___ DATA FOR PROCESSING ___

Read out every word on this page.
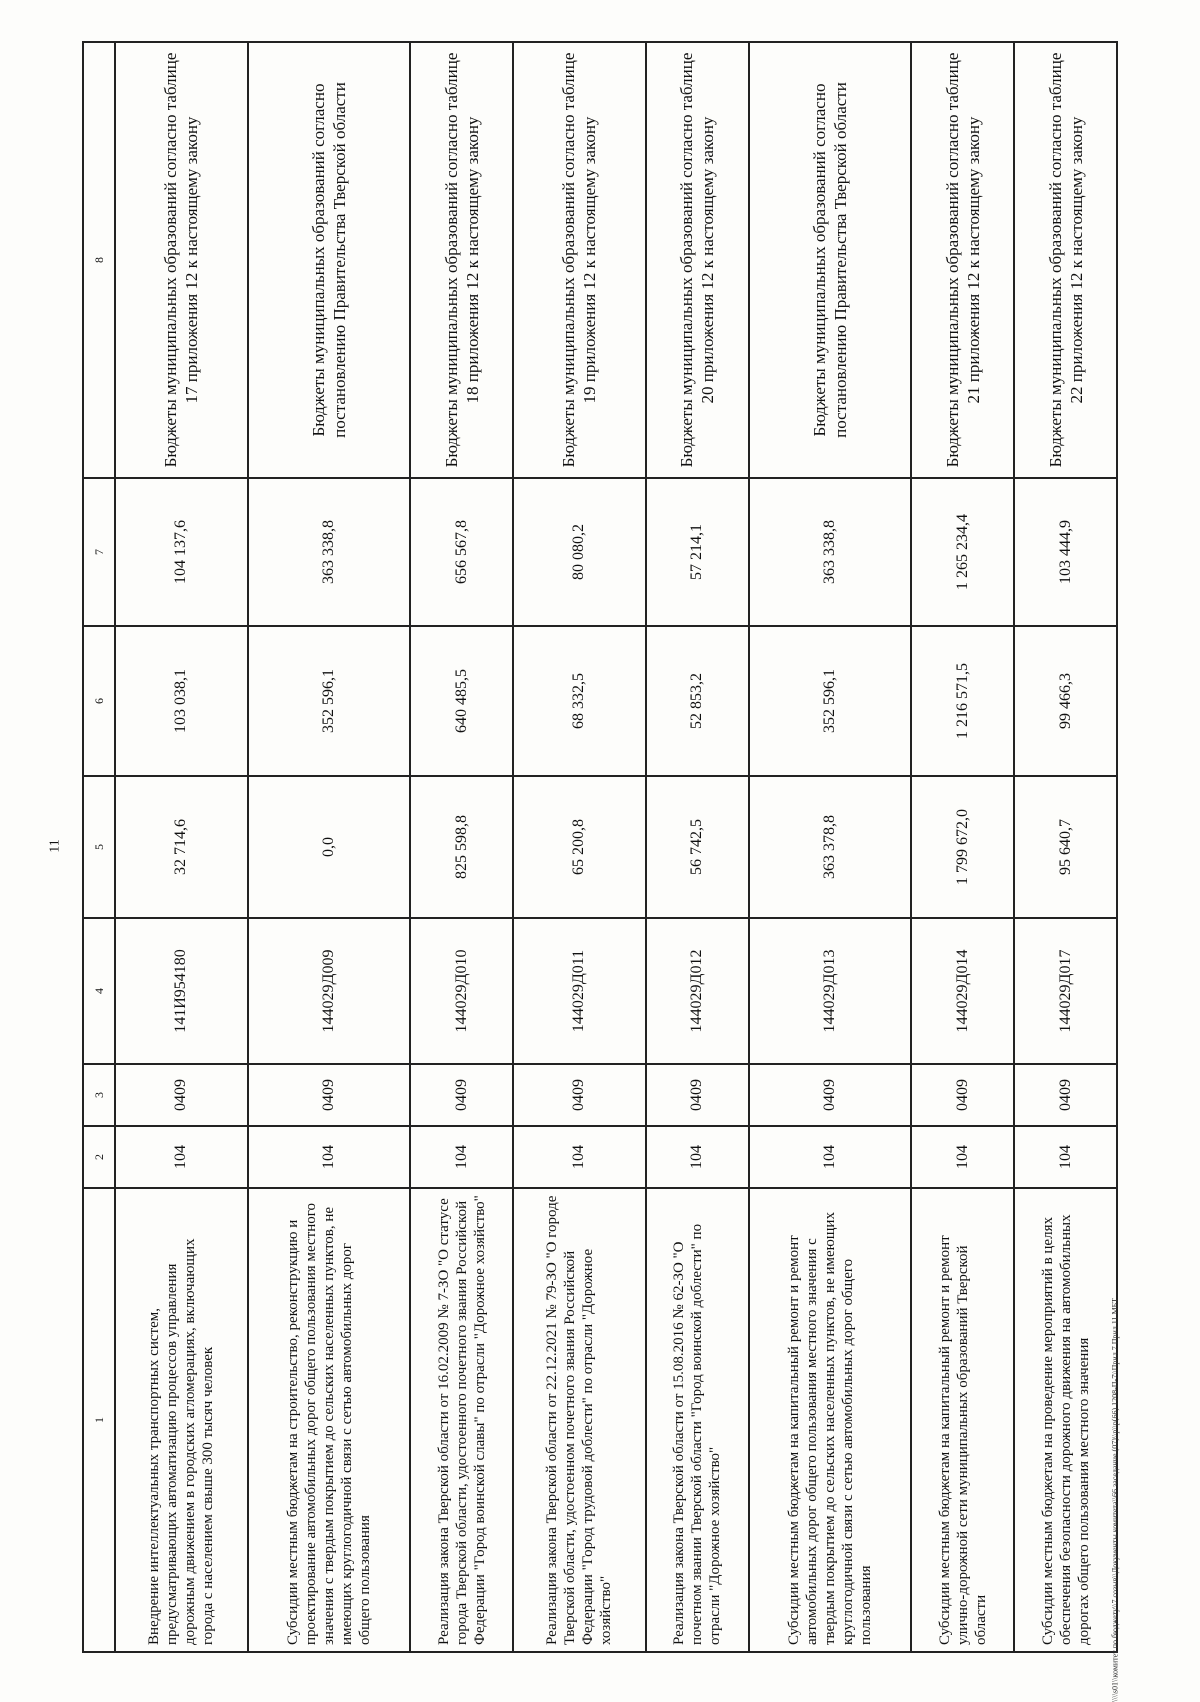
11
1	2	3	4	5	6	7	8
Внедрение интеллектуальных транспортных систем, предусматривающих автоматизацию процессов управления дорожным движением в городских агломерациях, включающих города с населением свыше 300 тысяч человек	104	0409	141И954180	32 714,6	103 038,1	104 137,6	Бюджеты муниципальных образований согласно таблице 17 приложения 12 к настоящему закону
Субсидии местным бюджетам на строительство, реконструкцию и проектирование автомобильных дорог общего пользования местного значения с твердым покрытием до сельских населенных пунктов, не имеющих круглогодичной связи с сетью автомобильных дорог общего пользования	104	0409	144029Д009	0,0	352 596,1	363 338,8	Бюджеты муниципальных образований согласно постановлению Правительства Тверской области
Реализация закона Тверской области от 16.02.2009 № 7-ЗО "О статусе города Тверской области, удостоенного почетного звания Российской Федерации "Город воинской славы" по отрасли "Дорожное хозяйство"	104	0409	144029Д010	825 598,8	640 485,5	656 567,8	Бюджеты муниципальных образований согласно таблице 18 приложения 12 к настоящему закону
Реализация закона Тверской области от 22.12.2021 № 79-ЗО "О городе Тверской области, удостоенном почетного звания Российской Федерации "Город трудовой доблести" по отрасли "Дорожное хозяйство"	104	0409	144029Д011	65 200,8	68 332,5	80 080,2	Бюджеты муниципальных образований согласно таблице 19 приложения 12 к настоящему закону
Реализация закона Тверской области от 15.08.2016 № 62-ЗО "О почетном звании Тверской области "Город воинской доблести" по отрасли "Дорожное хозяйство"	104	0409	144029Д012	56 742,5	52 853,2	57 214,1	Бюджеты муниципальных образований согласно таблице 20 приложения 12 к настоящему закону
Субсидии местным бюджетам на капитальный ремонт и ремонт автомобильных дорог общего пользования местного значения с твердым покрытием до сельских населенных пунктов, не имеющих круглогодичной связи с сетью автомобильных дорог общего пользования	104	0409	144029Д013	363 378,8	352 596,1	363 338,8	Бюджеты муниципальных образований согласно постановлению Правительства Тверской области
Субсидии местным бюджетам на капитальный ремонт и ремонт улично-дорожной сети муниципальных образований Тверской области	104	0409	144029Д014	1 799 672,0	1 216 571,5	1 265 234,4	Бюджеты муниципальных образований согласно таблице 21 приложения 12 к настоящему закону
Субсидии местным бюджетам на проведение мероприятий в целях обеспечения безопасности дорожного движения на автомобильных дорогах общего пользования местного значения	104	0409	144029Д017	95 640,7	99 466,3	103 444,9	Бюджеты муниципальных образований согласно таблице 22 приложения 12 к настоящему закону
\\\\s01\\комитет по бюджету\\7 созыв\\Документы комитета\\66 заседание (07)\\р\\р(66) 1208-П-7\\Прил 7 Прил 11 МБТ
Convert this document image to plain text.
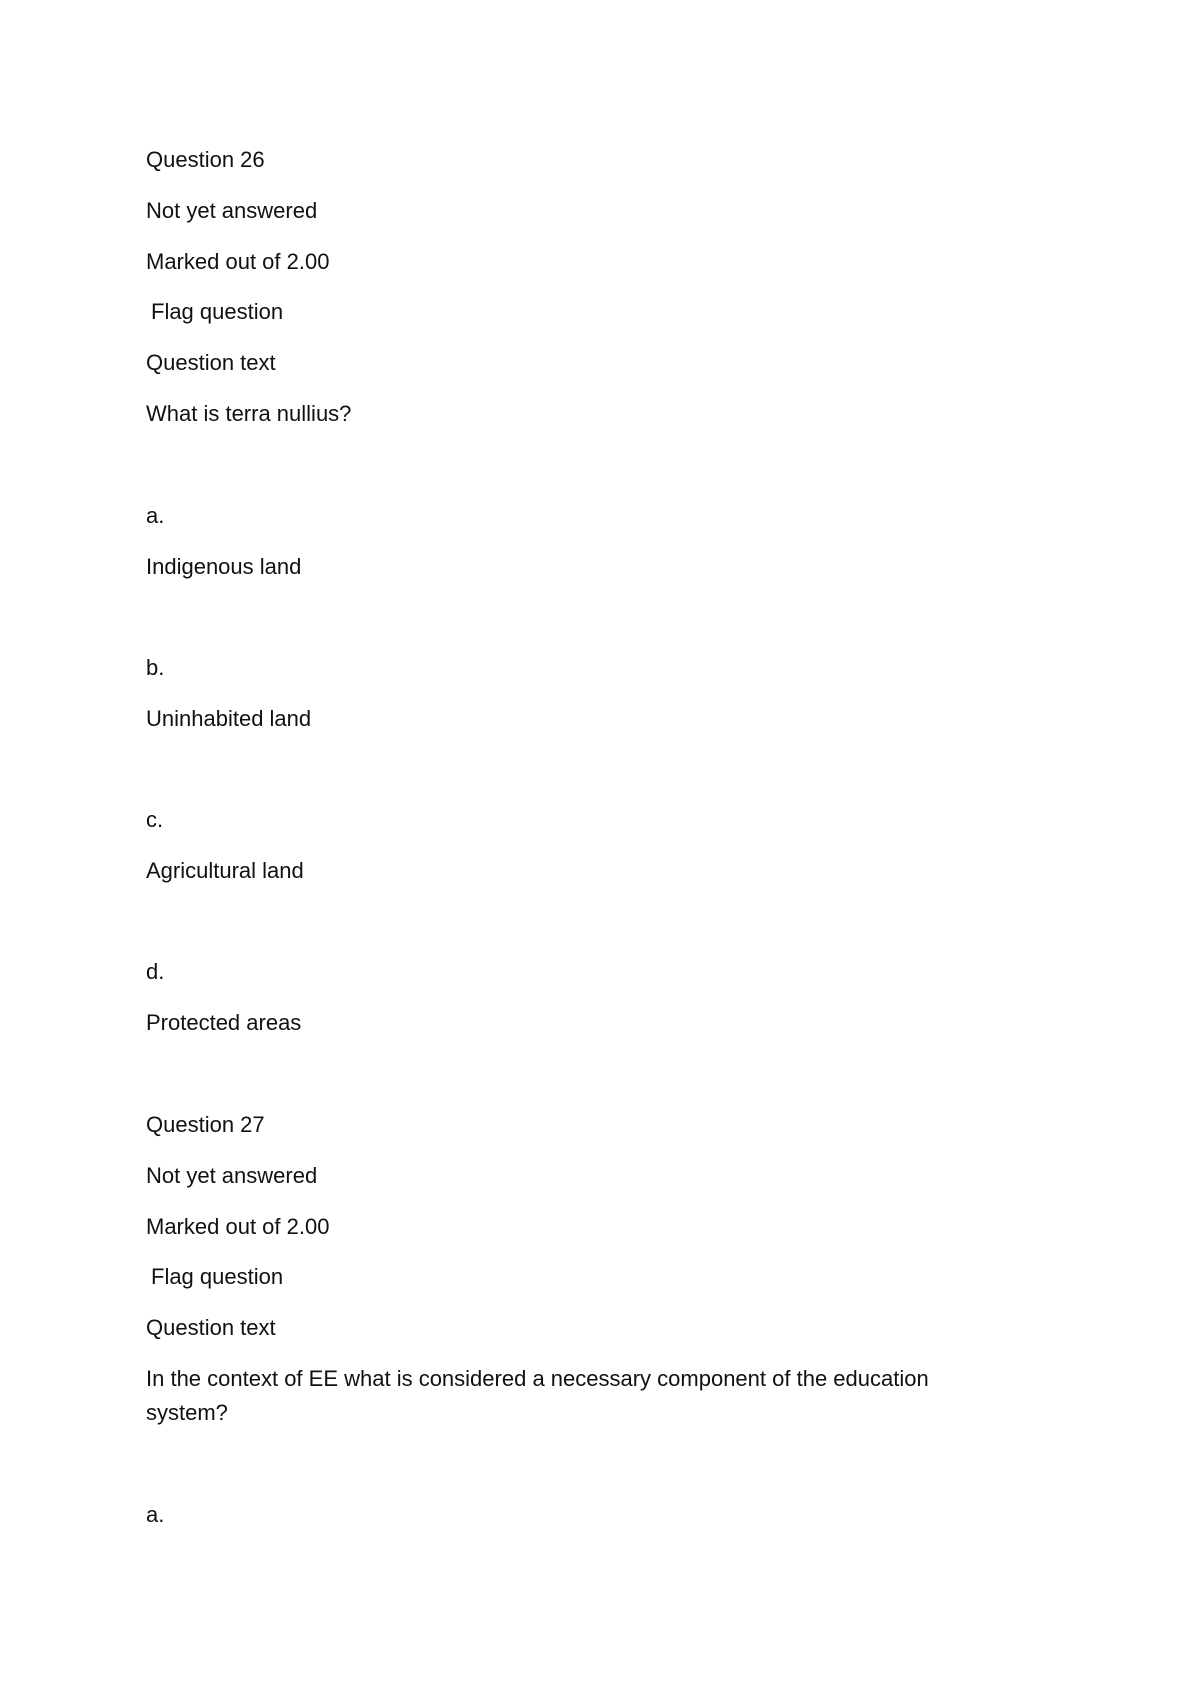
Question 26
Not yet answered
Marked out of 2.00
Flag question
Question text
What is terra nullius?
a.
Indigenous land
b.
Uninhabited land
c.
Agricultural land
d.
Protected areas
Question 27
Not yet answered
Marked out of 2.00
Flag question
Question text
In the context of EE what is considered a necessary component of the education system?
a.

___

Show the lines of the records that include the string "имеющих".

Субсидии местным бюджетам на строительство, реконструкцию и проектирование автомобильных дорог общего пользования местного значения с твердым покрытием до сельских населенных пунктов, не имеющих круглогодичной связи с сетью автомобильных дорог общего пользования	104	0409	144029Д009	0,0	352 596,1	363 338,8	Бюджеты муниципальных образований согласно постановлению Правительства Тверской области
Субсидии местным бюджетам на капитальный ремонт и ремонт автомобильных дорог общего пользования местного значения с твердым покрытием до сельских населенных пунктов, не имеющих круглогодичной связи с сетью автомобильных дорог общего пользования	104	0409	144029Д013	363 378,8	352 596,1	363 338,8	Бюджеты муниципальных образований согласно постановлению Правительства Тверской области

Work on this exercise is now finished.